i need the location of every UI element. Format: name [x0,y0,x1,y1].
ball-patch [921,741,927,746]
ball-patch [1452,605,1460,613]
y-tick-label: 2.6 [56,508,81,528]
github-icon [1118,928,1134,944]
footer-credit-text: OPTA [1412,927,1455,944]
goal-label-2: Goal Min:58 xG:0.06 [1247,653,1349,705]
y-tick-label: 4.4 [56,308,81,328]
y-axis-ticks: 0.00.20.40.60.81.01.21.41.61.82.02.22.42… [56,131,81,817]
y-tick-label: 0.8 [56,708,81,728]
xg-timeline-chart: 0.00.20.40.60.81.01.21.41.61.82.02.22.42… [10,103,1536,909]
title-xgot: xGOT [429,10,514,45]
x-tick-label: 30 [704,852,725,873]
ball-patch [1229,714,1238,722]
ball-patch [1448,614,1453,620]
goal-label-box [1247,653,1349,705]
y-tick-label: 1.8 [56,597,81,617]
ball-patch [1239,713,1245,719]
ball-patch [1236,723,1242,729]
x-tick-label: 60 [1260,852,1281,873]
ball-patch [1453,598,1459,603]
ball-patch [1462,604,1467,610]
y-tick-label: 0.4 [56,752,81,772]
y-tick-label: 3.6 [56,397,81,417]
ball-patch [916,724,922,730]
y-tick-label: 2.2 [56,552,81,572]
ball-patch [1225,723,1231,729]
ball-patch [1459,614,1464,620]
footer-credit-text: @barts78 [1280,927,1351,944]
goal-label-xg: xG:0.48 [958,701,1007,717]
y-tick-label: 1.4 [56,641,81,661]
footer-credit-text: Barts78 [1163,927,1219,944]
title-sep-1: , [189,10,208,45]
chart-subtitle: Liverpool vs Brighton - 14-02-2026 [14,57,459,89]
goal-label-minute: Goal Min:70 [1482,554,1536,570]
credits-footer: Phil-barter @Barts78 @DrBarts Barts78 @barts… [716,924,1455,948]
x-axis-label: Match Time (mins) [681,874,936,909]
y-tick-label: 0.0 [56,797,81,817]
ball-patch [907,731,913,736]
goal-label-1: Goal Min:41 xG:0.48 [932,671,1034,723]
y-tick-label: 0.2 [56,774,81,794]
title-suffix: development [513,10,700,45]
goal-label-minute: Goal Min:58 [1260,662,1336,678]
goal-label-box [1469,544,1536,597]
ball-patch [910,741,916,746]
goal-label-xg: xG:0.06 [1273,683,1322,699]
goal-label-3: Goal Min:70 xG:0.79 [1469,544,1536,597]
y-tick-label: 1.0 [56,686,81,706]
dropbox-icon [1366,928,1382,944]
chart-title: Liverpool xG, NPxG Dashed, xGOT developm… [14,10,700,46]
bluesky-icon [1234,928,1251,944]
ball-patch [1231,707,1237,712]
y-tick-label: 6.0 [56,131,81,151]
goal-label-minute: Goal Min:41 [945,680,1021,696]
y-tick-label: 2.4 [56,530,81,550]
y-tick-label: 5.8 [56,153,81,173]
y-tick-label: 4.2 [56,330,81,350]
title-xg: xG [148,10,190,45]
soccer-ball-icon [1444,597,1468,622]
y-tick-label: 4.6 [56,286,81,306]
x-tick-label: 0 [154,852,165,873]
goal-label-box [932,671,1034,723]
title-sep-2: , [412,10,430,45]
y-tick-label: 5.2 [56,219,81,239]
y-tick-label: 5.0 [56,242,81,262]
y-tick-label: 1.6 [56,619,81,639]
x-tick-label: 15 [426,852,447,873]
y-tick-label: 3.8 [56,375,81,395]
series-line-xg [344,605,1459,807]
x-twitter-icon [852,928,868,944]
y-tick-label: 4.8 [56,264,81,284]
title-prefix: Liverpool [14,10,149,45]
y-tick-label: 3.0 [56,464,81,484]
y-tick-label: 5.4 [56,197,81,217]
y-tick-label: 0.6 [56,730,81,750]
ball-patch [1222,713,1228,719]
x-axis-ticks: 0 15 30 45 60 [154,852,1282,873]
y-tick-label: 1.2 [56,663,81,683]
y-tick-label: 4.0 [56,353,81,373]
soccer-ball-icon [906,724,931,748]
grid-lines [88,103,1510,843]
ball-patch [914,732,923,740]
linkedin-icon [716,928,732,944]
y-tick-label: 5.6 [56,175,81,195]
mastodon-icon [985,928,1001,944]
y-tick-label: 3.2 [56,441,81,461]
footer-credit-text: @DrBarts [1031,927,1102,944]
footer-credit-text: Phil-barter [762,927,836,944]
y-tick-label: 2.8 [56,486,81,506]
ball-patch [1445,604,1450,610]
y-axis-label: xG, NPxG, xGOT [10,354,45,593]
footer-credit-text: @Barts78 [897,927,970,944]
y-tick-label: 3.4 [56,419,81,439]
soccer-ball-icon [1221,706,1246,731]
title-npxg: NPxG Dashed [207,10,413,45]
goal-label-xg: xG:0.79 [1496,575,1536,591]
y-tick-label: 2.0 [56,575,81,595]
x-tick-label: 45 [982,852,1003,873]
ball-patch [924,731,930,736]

☆ ☆ ☆ ☆ ☆ ☆ ☆

→ **Taakomschrijving**:
Zet alle regels uit de records hierboven in een Markdown-tabel met de kolommen Nr en Regel. Nummer de rijen op volgorde en laat lege regels weg.

→ **Antwoord**:
| Nr | Regel |
|---|---|
| 1 | i need the location of every UI element. Format: name [x0,y0,x1,y1]. |
| 2 | ball-patch [921,741,927,746] |
| 3 | ball-patch [1452,605,1460,613] |
| 4 | y-tick-label: 2.6 [56,508,81,528] |
| 5 | github-icon [1118,928,1134,944] |
| 6 | footer-credit-text: OPTA [1412,927,1455,944] |
| 7 | goal-label-2: Goal Min:58 xG:0.06 [1247,653,1349,705] |
| 8 | y-tick-label: 4.4 [56,308,81,328] |
| 9 | y-axis-ticks: 0.00.20.40.60.81.01.21.41.61.82.02.22.42… [56,131,81,817] |
| 10 | y-tick-label: 0.8 [56,708,81,728] |
| 11 | xg-timeline-chart: 0.00.20.40.60.81.01.21.41.61.82.02.22.42… [10,103,1536,909] |
| 12 | title-xgot: xGOT [429,10,514,45] |
| 13 | x-tick-label: 30 [704,852,725,873] |
| 14 | ball-patch [1229,714,1238,722] |
| 15 | ball-patch [1448,614,1453,620] |
| 16 | goal-label-box [1247,653,1349,705] |
| 17 | y-tick-label: 1.8 [56,597,81,617] |
| 18 | ball-patch [1239,713,1245,719] |
| 19 | ball-patch [1236,723,1242,729] |
| 20 | x-tick-label: 60 [1260,852,1281,873] |
| 21 | ball-patch [1453,598,1459,603] |
| 22 | ball-patch [1462,604,1467,610] |
| 23 | y-tick-label: 0.4 [56,752,81,772] |
| 24 | y-tick-label: 3.6 [56,397,81,417] |
| 25 | ball-patch [916,724,922,730] |
| 26 | y-tick-label: 2.2 [56,552,81,572] |
| 27 | ball-patch [1225,723,1231,729] |
| 28 | ball-patch [1459,614,1464,620] |
| 29 | footer-credit-text: @barts78 [1280,927,1351,944] |
| 30 | goal-label-xg: xG:0.48 [958,701,1007,717] |
| 31 | y-tick-label: 1.4 [56,641,81,661] |
| 32 | footer-credit-text: Barts78 [1163,927,1219,944] |
| 33 | title-sep-1: , [189,10,208,45] |
| 34 | chart-subtitle: Liverpool vs Brighton - 14-02-2026 [14,57,459,89] |
| 35 | goal-label-minute: Goal Min:70 [1482,554,1536,570] |
| 36 | credits-footer: Phil-barter @Barts78 @DrBarts Barts78 @barts… [716,924,1455,948] |
| 37 | x-axis-label: Match Time (mins) [681,874,936,909] |
| 38 | y-tick-label: 0.0 [56,797,81,817] |
| 39 | ball-patch [907,731,913,736] |
| 40 | goal-label-1: Goal Min:41 xG:0.48 [932,671,1034,723] |
| 41 | y-tick-label: 0.2 [56,774,81,794] |
| 42 | title-suffix: development [513,10,700,45] |
| 43 | goal-label-minute: Goal Min:58 [1260,662,1336,678] |
| 44 | goal-label-box [1469,544,1536,597] |
| 45 | ball-patch [910,741,916,746] |
| 46 | goal-label-xg: xG:0.06 [1273,683,1322,699] |
| 47 | goal-label-3: Goal Min:70 xG:0.79 [1469,544,1536,597] |
| 48 | y-tick-label: 1.0 [56,686,81,706] |
| 49 | dropbox-icon [1366,928,1382,944] |
| 50 | chart-title: Liverpool xG, NPxG Dashed, xGOT developm… [14,10,700,46] |
| 51 | bluesky-icon [1234,928,1251,944] |
| 52 | ball-patch [1231,707,1237,712] |
| 53 | y-tick-label: 6.0 [56,131,81,151] |
| 54 | goal-label-minute: Goal Min:41 [945,680,1021,696] |
| 55 | y-tick-label: 2.4 [56,530,81,550] |
| 56 | y-tick-label: 5.8 [56,153,81,173] |
| 57 | y-tick-label: 4.2 [56,330,81,350] |
| 58 | title-xg: xG [148,10,190,45] |
| 59 | soccer-ball-icon [1444,597,1468,622] |
| 60 | y-tick-label: 4.6 [56,286,81,306] |
| 61 | x-tick-label: 0 [154,852,165,873] |
| 62 | goal-label-box [932,671,1034,723] |
| 63 | title-sep-2: , [412,10,430,45] |
| 64 | y-tick-label: 5.2 [56,219,81,239] |
| 65 | y-tick-label: 5.0 [56,242,81,262] |
| 66 | y-tick-label: 1.6 [56,619,81,639] |
| 67 | x-tick-label: 15 [426,852,447,873] |
| 68 | y-tick-label: 3.8 [56,375,81,395] |
| 69 | series-line-xg [344,605,1459,807] |
| 70 | x-twitter-icon [852,928,868,944] |
| 71 | y-tick-label: 4.8 [56,264,81,284] |
| 72 | title-prefix: Liverpool [14,10,149,45] |
| 73 | y-tick-label: 3.0 [56,464,81,484] |
| 74 | y-tick-label: 5.4 [56,197,81,217] |
| 75 | y-tick-label: 0.6 [56,730,81,750] |
| 76 | ball-patch [1222,713,1228,719] |
| 77 | x-axis-ticks: 0 15 30 45 60 [154,852,1282,873] |
| 78 | y-tick-label: 1.2 [56,663,81,683] |
| 79 | y-tick-label: 4.0 [56,353,81,373] |
| 80 | soccer-ball-icon [906,724,931,748] |
| 81 | grid-lines [88,103,1510,843] |
| 82 | ball-patch [914,732,923,740] |
| 83 | linkedin-icon [716,928,732,944] |
| 84 | y-tick-label: 5.6 [56,175,81,195] |
| 85 | mastodon-icon [985,928,1001,944] |
| 86 | y-tick-label: 3.2 [56,441,81,461] |
| 87 | footer-credit-text: @DrBarts [1031,927,1102,944] |
| 88 | footer-credit-text: Phil-barter [762,927,836,944] |
| 89 | y-tick-label: 2.8 [56,486,81,506] |
| 90 | ball-patch [1445,604,1450,610] |
| 91 | y-axis-label: xG, NPxG, xGOT [10,354,45,593] |
| 92 | footer-credit-text: @Barts78 [897,927,970,944] |
| 93 | y-tick-label: 3.4 [56,419,81,439] |
| 94 | soccer-ball-icon [1221,706,1246,731] |
| 95 | title-npxg: NPxG Dashed [207,10,413,45] |
| 96 | goal-label-xg: xG:0.79 [1496,575,1536,591] |
| 97 | y-tick-label: 2.0 [56,575,81,595] |
| 98 | x-tick-label: 45 [982,852,1003,873] |
| 99 | ball-patch [924,731,930,736] |